Start of Material to process

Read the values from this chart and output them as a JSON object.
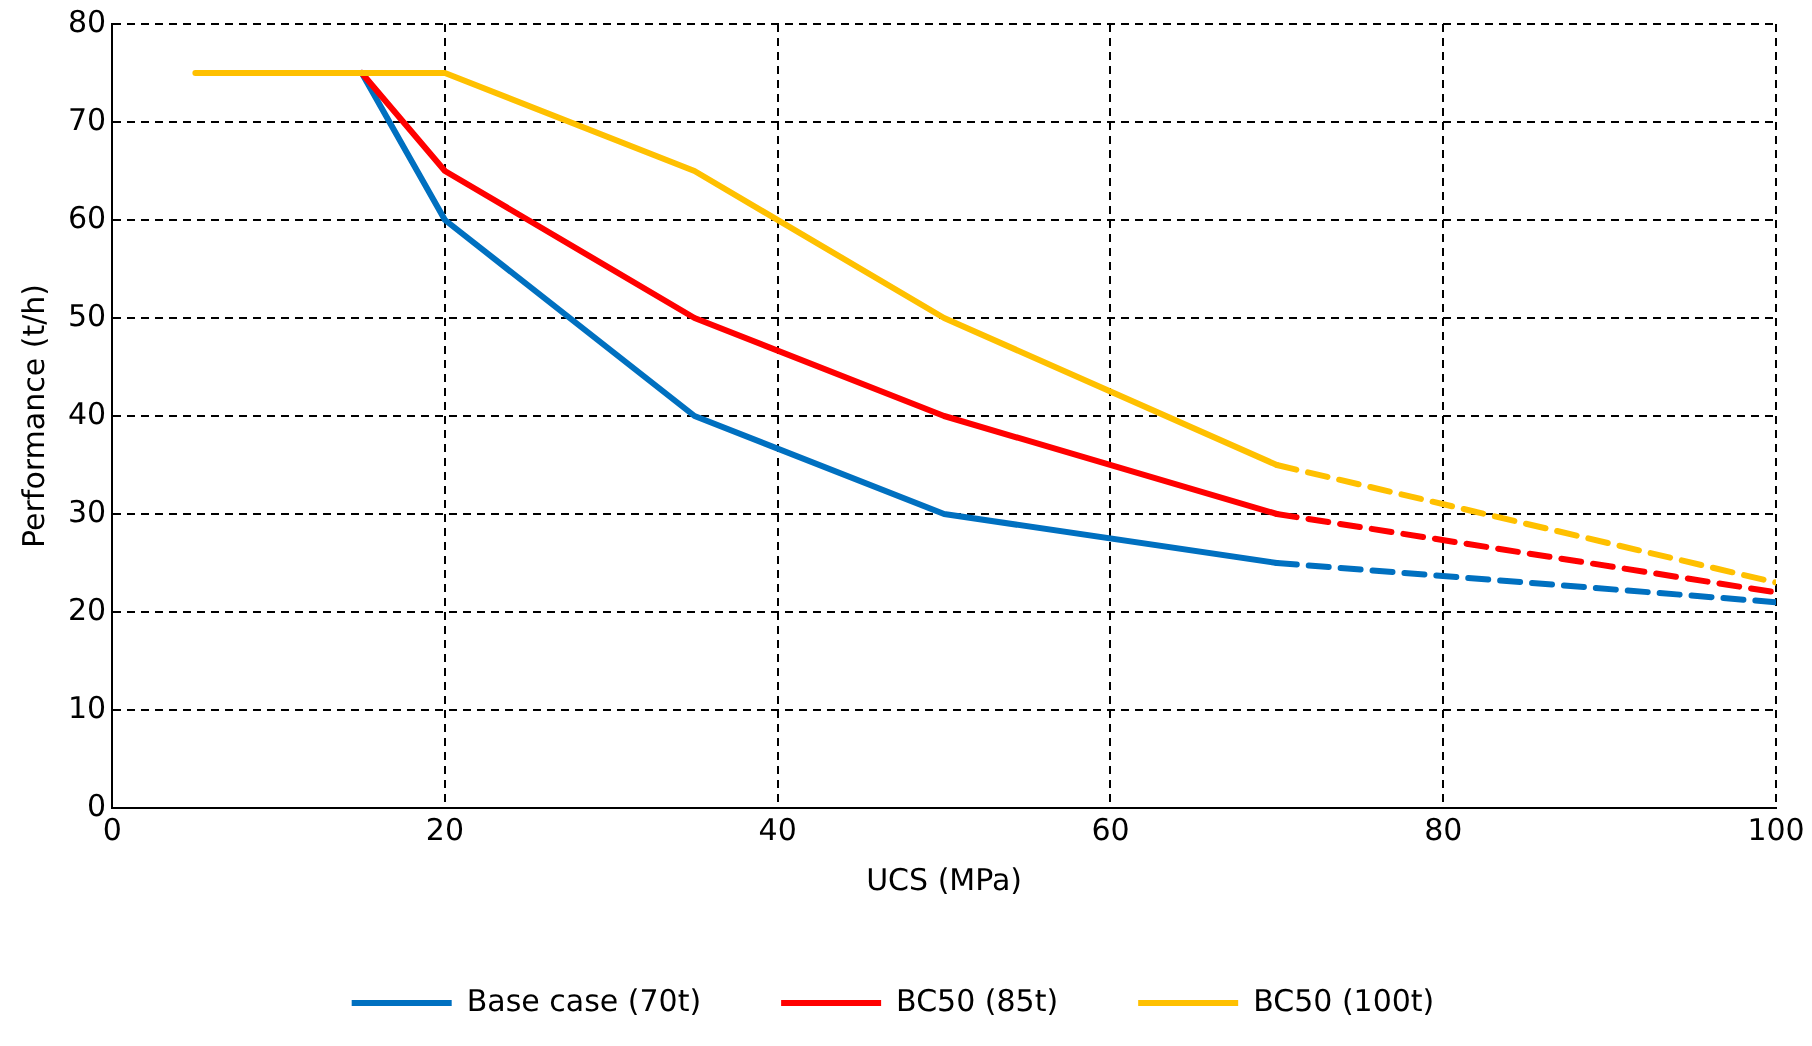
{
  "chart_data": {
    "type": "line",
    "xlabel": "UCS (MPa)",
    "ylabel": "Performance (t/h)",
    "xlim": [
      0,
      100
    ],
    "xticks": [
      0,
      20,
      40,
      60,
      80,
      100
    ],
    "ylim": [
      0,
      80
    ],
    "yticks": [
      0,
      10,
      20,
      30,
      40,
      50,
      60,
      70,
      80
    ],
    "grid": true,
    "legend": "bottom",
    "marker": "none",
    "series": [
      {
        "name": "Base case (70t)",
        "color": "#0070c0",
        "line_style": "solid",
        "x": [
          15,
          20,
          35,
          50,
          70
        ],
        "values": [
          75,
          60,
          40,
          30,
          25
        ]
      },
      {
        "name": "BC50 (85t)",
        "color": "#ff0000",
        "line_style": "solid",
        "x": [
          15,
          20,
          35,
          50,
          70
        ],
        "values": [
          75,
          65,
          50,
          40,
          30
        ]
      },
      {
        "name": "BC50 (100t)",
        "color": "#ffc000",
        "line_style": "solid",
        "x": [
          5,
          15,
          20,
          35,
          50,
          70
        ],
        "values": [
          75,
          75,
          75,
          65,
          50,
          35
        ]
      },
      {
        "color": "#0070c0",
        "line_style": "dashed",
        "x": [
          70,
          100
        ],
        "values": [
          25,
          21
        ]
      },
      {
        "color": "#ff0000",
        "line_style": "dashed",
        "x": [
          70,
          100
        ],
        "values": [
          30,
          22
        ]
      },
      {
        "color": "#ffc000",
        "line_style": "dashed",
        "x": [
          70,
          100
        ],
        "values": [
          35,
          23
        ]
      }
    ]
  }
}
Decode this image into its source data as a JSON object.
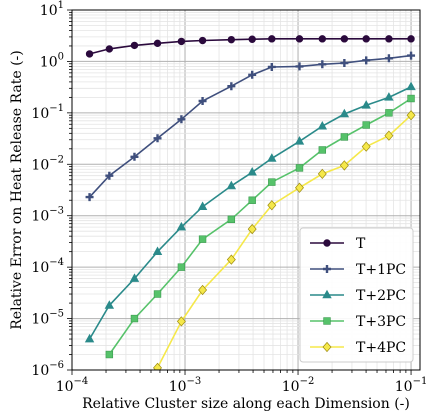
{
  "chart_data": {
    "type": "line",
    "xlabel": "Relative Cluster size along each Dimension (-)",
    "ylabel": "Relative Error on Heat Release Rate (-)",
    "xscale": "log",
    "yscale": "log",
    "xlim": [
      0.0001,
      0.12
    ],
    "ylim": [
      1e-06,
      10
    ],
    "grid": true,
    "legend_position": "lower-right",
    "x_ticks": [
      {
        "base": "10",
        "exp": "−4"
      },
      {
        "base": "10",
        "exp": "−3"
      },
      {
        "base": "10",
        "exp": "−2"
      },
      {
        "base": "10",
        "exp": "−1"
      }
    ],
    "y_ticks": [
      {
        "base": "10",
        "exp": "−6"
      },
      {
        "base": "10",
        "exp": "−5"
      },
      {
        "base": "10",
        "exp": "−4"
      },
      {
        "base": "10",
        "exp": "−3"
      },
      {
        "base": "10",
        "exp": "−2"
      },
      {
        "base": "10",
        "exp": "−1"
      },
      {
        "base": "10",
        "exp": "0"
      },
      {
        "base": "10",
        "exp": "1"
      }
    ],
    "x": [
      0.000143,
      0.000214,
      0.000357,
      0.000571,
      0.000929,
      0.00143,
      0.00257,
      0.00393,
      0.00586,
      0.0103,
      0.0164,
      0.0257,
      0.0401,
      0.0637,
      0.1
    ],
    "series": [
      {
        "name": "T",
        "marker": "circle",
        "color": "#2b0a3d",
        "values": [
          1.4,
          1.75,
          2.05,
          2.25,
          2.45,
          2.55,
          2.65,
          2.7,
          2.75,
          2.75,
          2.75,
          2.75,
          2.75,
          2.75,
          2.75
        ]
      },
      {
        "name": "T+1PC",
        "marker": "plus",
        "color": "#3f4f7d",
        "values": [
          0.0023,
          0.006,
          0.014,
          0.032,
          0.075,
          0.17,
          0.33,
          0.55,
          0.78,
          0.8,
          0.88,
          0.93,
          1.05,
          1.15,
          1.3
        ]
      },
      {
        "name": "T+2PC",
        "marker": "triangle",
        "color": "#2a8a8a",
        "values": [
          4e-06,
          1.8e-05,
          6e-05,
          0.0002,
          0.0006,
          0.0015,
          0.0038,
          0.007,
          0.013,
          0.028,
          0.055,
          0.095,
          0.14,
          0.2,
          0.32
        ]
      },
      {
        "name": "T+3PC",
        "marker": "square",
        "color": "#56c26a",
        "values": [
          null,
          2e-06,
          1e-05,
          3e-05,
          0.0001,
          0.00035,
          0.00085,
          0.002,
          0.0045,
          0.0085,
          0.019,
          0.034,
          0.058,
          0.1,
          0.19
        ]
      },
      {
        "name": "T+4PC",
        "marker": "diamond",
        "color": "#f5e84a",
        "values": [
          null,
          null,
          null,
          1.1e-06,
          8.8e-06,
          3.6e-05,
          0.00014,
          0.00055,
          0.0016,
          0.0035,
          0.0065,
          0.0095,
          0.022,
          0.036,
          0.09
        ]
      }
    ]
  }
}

End of Material to process
Start of Material to process

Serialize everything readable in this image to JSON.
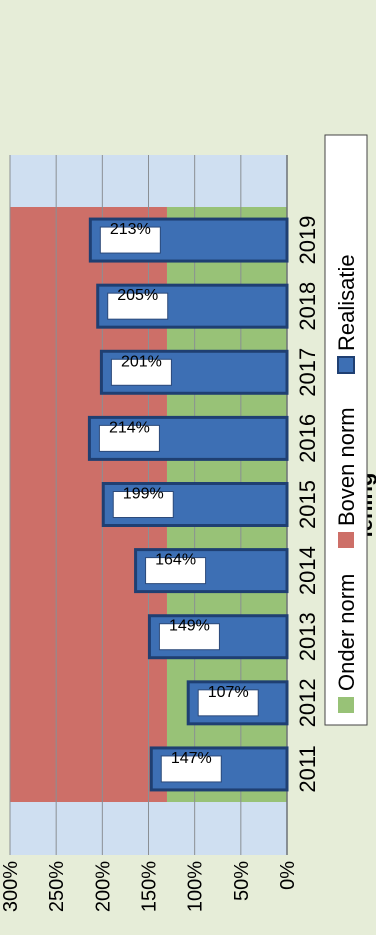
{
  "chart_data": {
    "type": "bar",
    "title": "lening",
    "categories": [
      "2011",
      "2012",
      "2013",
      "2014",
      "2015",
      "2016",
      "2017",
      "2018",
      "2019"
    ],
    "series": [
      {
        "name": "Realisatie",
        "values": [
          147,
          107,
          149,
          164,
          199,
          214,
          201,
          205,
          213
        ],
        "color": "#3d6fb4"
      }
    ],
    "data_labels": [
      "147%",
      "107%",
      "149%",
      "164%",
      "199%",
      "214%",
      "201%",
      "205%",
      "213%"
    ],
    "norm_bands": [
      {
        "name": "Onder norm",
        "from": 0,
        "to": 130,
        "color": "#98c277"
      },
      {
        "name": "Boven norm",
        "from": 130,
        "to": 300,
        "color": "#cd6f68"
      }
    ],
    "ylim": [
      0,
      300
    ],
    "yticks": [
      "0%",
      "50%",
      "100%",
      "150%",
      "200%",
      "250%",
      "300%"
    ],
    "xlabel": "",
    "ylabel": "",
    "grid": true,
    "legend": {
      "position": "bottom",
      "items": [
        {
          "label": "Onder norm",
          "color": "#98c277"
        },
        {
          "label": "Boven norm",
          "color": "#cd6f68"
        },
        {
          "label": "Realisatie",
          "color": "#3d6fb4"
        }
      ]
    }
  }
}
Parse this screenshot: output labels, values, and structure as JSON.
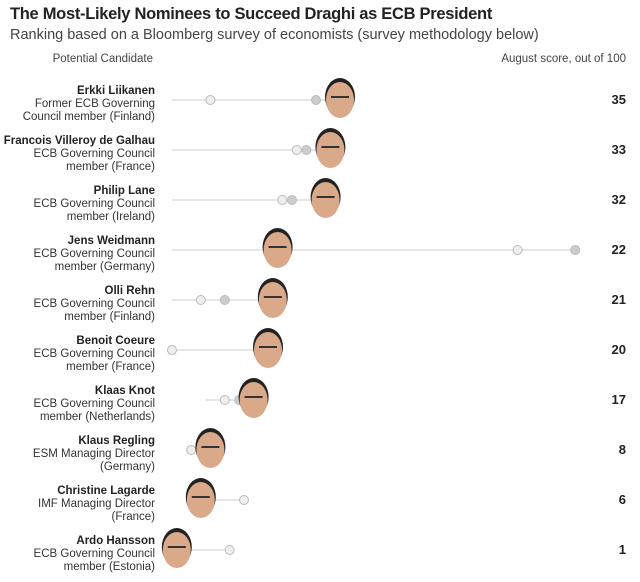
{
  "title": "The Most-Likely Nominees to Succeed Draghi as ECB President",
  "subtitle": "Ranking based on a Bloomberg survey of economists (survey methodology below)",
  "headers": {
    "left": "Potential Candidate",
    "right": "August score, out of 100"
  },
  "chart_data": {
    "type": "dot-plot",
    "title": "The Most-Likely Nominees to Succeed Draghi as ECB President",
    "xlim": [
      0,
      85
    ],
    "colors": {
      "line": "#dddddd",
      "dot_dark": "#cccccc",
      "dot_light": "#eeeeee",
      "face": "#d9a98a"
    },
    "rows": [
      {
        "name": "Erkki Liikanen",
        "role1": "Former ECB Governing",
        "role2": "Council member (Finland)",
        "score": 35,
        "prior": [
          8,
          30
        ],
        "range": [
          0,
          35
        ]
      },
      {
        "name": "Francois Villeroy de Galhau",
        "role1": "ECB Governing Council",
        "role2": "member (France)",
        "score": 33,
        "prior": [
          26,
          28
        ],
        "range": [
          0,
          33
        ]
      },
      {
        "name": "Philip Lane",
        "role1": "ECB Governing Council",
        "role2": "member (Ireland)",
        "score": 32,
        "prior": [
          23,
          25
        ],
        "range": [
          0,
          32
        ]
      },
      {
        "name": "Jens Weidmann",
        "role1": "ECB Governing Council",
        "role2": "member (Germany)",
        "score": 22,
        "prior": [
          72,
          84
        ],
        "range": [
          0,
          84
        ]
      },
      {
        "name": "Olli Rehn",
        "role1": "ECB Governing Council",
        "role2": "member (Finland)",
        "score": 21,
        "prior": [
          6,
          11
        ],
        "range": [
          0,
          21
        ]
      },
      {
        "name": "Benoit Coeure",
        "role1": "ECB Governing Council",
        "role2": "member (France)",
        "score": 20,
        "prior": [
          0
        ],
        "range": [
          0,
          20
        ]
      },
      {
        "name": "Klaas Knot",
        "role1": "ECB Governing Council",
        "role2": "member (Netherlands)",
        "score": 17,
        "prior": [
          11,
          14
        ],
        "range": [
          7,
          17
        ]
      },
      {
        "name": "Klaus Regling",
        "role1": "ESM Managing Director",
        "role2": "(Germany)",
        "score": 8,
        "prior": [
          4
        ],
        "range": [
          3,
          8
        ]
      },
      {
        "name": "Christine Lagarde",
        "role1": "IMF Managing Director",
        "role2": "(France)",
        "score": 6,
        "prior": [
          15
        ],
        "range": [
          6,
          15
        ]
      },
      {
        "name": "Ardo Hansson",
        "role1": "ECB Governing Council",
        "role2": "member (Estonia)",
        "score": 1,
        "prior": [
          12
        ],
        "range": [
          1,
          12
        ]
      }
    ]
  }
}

End of Material to process
Start of Material to process

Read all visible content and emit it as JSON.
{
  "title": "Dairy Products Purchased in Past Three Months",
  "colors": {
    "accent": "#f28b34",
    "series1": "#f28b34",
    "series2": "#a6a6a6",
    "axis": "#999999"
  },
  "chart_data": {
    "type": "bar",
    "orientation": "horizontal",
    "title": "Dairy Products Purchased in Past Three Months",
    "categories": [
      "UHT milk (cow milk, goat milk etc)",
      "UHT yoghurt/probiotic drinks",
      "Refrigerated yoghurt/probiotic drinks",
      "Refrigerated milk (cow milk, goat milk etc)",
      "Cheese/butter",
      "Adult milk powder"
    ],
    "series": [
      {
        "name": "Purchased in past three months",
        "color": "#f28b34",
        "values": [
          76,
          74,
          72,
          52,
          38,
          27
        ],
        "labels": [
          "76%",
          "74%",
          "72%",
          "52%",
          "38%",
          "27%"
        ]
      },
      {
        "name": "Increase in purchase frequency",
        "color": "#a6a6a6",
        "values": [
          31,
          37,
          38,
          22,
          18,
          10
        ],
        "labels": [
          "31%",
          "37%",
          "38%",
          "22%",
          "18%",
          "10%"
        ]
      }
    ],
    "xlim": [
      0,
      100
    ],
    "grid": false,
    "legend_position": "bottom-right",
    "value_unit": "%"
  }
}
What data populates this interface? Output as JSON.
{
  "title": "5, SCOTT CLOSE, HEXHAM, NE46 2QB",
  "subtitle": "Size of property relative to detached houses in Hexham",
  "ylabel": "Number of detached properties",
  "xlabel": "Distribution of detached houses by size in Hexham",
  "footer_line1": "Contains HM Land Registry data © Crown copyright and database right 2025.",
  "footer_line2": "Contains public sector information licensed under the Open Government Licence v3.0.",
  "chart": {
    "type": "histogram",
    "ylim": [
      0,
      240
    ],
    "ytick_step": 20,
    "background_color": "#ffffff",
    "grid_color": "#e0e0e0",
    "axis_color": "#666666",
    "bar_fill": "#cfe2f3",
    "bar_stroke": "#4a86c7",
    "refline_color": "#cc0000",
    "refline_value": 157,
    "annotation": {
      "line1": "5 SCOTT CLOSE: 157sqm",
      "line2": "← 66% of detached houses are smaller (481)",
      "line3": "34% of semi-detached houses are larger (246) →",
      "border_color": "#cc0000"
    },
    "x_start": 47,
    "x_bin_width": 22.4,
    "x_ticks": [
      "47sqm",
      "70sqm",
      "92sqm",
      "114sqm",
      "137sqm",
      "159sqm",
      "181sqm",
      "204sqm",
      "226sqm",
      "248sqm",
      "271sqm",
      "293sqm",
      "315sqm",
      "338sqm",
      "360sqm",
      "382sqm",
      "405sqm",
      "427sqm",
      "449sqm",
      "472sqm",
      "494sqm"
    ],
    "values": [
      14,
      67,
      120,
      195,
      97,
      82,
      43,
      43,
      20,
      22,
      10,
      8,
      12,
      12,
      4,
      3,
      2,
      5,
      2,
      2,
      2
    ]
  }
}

End of Material to process

▶ _Problem to work on_
Find each line holding "Most". Copy it out.

▶ _Written solution_
  "title": "The Most-Likely Nominees to Succeed Draghi as ECB President",
    "title": "The Most-Likely Nominees to Succeed Draghi as ECB President",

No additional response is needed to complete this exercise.